■ **Short task**: Copy each line below without leaving any out.

* * * * * * *

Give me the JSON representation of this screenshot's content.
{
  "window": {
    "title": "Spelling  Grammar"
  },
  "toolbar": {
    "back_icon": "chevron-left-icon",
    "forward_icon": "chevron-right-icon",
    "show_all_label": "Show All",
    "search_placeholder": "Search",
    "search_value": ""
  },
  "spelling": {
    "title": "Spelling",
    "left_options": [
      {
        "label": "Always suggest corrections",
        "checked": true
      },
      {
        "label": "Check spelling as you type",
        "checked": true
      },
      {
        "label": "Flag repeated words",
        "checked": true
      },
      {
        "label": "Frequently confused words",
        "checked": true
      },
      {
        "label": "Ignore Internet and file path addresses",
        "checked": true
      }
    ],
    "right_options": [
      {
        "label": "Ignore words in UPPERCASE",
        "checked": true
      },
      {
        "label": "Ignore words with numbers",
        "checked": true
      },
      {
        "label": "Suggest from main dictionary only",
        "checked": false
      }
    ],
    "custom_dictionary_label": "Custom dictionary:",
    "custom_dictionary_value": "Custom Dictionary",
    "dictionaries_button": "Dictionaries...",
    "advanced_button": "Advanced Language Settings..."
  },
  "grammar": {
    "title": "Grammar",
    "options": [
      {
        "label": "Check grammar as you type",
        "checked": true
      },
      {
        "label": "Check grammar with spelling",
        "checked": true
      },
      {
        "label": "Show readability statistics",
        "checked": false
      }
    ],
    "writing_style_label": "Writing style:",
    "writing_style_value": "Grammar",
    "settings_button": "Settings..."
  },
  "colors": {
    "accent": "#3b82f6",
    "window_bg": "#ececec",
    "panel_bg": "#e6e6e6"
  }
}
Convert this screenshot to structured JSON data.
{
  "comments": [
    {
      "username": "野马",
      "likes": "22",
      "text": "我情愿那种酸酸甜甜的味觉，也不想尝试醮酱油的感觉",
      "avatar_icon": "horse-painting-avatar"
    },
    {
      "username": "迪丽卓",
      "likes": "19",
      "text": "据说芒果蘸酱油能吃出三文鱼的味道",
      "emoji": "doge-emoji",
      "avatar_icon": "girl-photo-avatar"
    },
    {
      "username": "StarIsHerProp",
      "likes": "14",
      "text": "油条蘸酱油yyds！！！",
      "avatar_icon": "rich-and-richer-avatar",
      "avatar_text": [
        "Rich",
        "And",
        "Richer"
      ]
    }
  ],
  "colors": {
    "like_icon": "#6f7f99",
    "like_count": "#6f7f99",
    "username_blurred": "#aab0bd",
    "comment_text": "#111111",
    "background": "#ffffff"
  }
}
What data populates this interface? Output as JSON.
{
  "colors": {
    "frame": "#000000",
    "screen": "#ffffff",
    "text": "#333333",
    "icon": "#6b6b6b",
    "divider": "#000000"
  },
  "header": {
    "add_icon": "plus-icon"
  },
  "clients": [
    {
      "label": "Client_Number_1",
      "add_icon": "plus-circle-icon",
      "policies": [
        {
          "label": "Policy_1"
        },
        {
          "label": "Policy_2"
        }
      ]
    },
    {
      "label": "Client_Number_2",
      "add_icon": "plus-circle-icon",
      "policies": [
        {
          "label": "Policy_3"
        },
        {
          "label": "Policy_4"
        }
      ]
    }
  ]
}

* * * * * * *

■ **Task solution**:
Give me the JSON representation of this screenshot's content.
{
  "window": {
    "title": "Spelling  Grammar"
  },
  "toolbar": {
    "back_icon": "chevron-left-icon",
    "forward_icon": "chevron-right-icon",
    "show_all_label": "Show All",
    "search_placeholder": "Search",
    "search_value": ""
  },
  "spelling": {
    "title": "Spelling",
    "left_options": [
      {
        "label": "Always suggest corrections",
        "checked": true
      },
      {
        "label": "Check spelling as you type",
        "checked": true
      },
      {
        "label": "Flag repeated words",
        "checked": true
      },
      {
        "label": "Frequently confused words",
        "checked": true
      },
      {
        "label": "Ignore Internet and file path addresses",
        "checked": true
      }
    ],
    "right_options": [
      {
        "label": "Ignore words in UPPERCASE",
        "checked": true
      },
      {
        "label": "Ignore words with numbers",
        "checked": true
      },
      {
        "label": "Suggest from main dictionary only",
        "checked": false
      }
    ],
    "custom_dictionary_label": "Custom dictionary:",
    "custom_dictionary_value": "Custom Dictionary",
    "dictionaries_button": "Dictionaries...",
    "advanced_button": "Advanced Language Settings..."
  },
  "grammar": {
    "title": "Grammar",
    "options": [
      {
        "label": "Check grammar as you type",
        "checked": true
      },
      {
        "label": "Check grammar with spelling",
        "checked": true
      },
      {
        "label": "Show readability statistics",
        "checked": false
      }
    ],
    "writing_style_label": "Writing style:",
    "writing_style_value": "Grammar",
    "settings_button": "Settings..."
  },
  "colors": {
    "accent": "#3b82f6",
    "window_bg": "#ececec",
    "panel_bg": "#e6e6e6"
  }
}
Convert this screenshot to structured JSON data.
{
  "comments": [
    {
      "username": "野马",
      "likes": "22",
      "text": "我情愿那种酸酸甜甜的味觉，也不想尝试醮酱油的感觉",
      "avatar_icon": "horse-painting-avatar"
    },
    {
      "username": "迪丽卓",
      "likes": "19",
      "text": "据说芒果蘸酱油能吃出三文鱼的味道",
      "emoji": "doge-emoji",
      "avatar_icon": "girl-photo-avatar"
    },
    {
      "username": "StarIsHerProp",
      "likes": "14",
      "text": "油条蘸酱油yyds！！！",
      "avatar_icon": "rich-and-richer-avatar",
      "avatar_text": [
        "Rich",
        "And",
        "Richer"
      ]
    }
  ],
  "colors": {
    "like_icon": "#6f7f99",
    "like_count": "#6f7f99",
    "username_blurred": "#aab0bd",
    "comment_text": "#111111",
    "background": "#ffffff"
  }
}
What data populates this interface? Output as JSON.
{
  "colors": {
    "frame": "#000000",
    "screen": "#ffffff",
    "text": "#333333",
    "icon": "#6b6b6b",
    "divider": "#000000"
  },
  "header": {
    "add_icon": "plus-icon"
  },
  "clients": [
    {
      "label": "Client_Number_1",
      "add_icon": "plus-circle-icon",
      "policies": [
        {
          "label": "Policy_1"
        },
        {
          "label": "Policy_2"
        }
      ]
    },
    {
      "label": "Client_Number_2",
      "add_icon": "plus-circle-icon",
      "policies": [
        {
          "label": "Policy_3"
        },
        {
          "label": "Policy_4"
        }
      ]
    }
  ]
}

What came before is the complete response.